**INSTRUCTION:** Restate the full set of records exactly, word for word.

Extracts from a graphics dataset
◇ ◇ ◇

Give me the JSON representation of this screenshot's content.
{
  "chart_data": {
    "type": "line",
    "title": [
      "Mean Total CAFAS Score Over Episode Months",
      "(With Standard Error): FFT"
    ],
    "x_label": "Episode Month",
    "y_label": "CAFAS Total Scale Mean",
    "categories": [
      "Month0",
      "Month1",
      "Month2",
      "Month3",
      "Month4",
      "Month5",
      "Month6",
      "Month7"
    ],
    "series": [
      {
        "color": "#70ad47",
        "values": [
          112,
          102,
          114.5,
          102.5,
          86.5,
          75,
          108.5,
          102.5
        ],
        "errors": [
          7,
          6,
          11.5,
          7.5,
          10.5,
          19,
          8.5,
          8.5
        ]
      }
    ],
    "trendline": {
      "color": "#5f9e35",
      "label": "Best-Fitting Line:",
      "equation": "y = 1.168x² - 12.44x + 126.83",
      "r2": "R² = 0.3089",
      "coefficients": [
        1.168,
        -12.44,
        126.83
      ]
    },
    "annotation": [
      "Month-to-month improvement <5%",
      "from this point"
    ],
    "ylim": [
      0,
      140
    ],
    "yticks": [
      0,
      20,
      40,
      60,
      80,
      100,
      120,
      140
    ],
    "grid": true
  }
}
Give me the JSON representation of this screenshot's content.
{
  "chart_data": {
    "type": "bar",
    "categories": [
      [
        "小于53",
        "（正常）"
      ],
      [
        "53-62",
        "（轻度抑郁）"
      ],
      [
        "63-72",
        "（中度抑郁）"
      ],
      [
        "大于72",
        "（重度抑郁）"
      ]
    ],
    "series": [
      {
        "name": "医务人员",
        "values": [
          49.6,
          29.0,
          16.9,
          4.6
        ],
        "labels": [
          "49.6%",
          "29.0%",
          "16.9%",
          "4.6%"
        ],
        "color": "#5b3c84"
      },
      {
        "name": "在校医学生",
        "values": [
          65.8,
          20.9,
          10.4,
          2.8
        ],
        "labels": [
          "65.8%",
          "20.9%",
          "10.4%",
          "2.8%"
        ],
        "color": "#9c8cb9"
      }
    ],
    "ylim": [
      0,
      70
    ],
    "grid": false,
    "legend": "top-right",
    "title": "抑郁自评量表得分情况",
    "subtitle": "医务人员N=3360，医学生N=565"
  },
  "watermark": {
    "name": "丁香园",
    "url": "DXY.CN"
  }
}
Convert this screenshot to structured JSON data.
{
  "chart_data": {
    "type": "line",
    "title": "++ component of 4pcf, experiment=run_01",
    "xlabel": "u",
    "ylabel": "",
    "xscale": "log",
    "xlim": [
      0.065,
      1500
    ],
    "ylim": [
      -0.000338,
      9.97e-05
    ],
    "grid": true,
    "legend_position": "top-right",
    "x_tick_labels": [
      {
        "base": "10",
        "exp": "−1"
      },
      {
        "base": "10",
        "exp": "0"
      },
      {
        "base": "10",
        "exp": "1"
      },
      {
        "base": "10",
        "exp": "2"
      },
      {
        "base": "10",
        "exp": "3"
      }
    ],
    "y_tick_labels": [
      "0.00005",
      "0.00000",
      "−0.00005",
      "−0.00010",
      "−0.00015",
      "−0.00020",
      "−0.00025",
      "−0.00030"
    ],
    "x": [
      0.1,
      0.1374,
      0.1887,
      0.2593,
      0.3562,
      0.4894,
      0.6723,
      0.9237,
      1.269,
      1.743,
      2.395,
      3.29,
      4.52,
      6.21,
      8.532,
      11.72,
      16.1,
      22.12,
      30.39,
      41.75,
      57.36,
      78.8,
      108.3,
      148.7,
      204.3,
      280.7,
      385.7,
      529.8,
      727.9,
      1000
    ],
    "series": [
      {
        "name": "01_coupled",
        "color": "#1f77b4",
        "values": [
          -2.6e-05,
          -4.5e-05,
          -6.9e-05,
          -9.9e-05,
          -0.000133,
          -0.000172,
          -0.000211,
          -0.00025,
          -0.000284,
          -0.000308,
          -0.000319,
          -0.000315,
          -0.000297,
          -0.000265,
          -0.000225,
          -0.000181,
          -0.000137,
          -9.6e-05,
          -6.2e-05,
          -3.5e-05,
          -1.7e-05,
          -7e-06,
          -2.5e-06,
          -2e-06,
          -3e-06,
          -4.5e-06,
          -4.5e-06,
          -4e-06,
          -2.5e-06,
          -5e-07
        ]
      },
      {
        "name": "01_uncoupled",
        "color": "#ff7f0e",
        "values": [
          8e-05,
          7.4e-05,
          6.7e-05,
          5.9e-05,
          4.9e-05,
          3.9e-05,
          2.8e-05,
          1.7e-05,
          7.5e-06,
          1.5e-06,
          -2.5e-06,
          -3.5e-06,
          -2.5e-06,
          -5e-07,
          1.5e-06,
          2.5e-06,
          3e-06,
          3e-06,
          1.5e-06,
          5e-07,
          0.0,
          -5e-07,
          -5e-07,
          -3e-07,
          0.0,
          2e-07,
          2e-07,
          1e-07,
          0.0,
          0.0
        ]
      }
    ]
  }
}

◇ ◇ ◇

**FULL RESPONSE:**
Give me the JSON representation of this screenshot's content.
{
  "chart_data": {
    "type": "line",
    "title": [
      "Mean Total CAFAS Score Over Episode Months",
      "(With Standard Error): FFT"
    ],
    "x_label": "Episode Month",
    "y_label": "CAFAS Total Scale Mean",
    "categories": [
      "Month0",
      "Month1",
      "Month2",
      "Month3",
      "Month4",
      "Month5",
      "Month6",
      "Month7"
    ],
    "series": [
      {
        "color": "#70ad47",
        "values": [
          112,
          102,
          114.5,
          102.5,
          86.5,
          75,
          108.5,
          102.5
        ],
        "errors": [
          7,
          6,
          11.5,
          7.5,
          10.5,
          19,
          8.5,
          8.5
        ]
      }
    ],
    "trendline": {
      "color": "#5f9e35",
      "label": "Best-Fitting Line:",
      "equation": "y = 1.168x² - 12.44x + 126.83",
      "r2": "R² = 0.3089",
      "coefficients": [
        1.168,
        -12.44,
        126.83
      ]
    },
    "annotation": [
      "Month-to-month improvement <5%",
      "from this point"
    ],
    "ylim": [
      0,
      140
    ],
    "yticks": [
      0,
      20,
      40,
      60,
      80,
      100,
      120,
      140
    ],
    "grid": true
  }
}
Give me the JSON representation of this screenshot's content.
{
  "chart_data": {
    "type": "bar",
    "categories": [
      [
        "小于53",
        "（正常）"
      ],
      [
        "53-62",
        "（轻度抑郁）"
      ],
      [
        "63-72",
        "（中度抑郁）"
      ],
      [
        "大于72",
        "（重度抑郁）"
      ]
    ],
    "series": [
      {
        "name": "医务人员",
        "values": [
          49.6,
          29.0,
          16.9,
          4.6
        ],
        "labels": [
          "49.6%",
          "29.0%",
          "16.9%",
          "4.6%"
        ],
        "color": "#5b3c84"
      },
      {
        "name": "在校医学生",
        "values": [
          65.8,
          20.9,
          10.4,
          2.8
        ],
        "labels": [
          "65.8%",
          "20.9%",
          "10.4%",
          "2.8%"
        ],
        "color": "#9c8cb9"
      }
    ],
    "ylim": [
      0,
      70
    ],
    "grid": false,
    "legend": "top-right",
    "title": "抑郁自评量表得分情况",
    "subtitle": "医务人员N=3360，医学生N=565"
  },
  "watermark": {
    "name": "丁香园",
    "url": "DXY.CN"
  }
}
Convert this screenshot to structured JSON data.
{
  "chart_data": {
    "type": "line",
    "title": "++ component of 4pcf, experiment=run_01",
    "xlabel": "u",
    "ylabel": "",
    "xscale": "log",
    "xlim": [
      0.065,
      1500
    ],
    "ylim": [
      -0.000338,
      9.97e-05
    ],
    "grid": true,
    "legend_position": "top-right",
    "x_tick_labels": [
      {
        "base": "10",
        "exp": "−1"
      },
      {
        "base": "10",
        "exp": "0"
      },
      {
        "base": "10",
        "exp": "1"
      },
      {
        "base": "10",
        "exp": "2"
      },
      {
        "base": "10",
        "exp": "3"
      }
    ],
    "y_tick_labels": [
      "0.00005",
      "0.00000",
      "−0.00005",
      "−0.00010",
      "−0.00015",
      "−0.00020",
      "−0.00025",
      "−0.00030"
    ],
    "x": [
      0.1,
      0.1374,
      0.1887,
      0.2593,
      0.3562,
      0.4894,
      0.6723,
      0.9237,
      1.269,
      1.743,
      2.395,
      3.29,
      4.52,
      6.21,
      8.532,
      11.72,
      16.1,
      22.12,
      30.39,
      41.75,
      57.36,
      78.8,
      108.3,
      148.7,
      204.3,
      280.7,
      385.7,
      529.8,
      727.9,
      1000
    ],
    "series": [
      {
        "name": "01_coupled",
        "color": "#1f77b4",
        "values": [
          -2.6e-05,
          -4.5e-05,
          -6.9e-05,
          -9.9e-05,
          -0.000133,
          -0.000172,
          -0.000211,
          -0.00025,
          -0.000284,
          -0.000308,
          -0.000319,
          -0.000315,
          -0.000297,
          -0.000265,
          -0.000225,
          -0.000181,
          -0.000137,
          -9.6e-05,
          -6.2e-05,
          -3.5e-05,
          -1.7e-05,
          -7e-06,
          -2.5e-06,
          -2e-06,
          -3e-06,
          -4.5e-06,
          -4.5e-06,
          -4e-06,
          -2.5e-06,
          -5e-07
        ]
      },
      {
        "name": "01_uncoupled",
        "color": "#ff7f0e",
        "values": [
          8e-05,
          7.4e-05,
          6.7e-05,
          5.9e-05,
          4.9e-05,
          3.9e-05,
          2.8e-05,
          1.7e-05,
          7.5e-06,
          1.5e-06,
          -2.5e-06,
          -3.5e-06,
          -2.5e-06,
          -5e-07,
          1.5e-06,
          2.5e-06,
          3e-06,
          3e-06,
          1.5e-06,
          5e-07,
          0.0,
          -5e-07,
          -5e-07,
          -3e-07,
          0.0,
          2e-07,
          2e-07,
          1e-07,
          0.0,
          0.0
        ]
      }
    ]
  }
}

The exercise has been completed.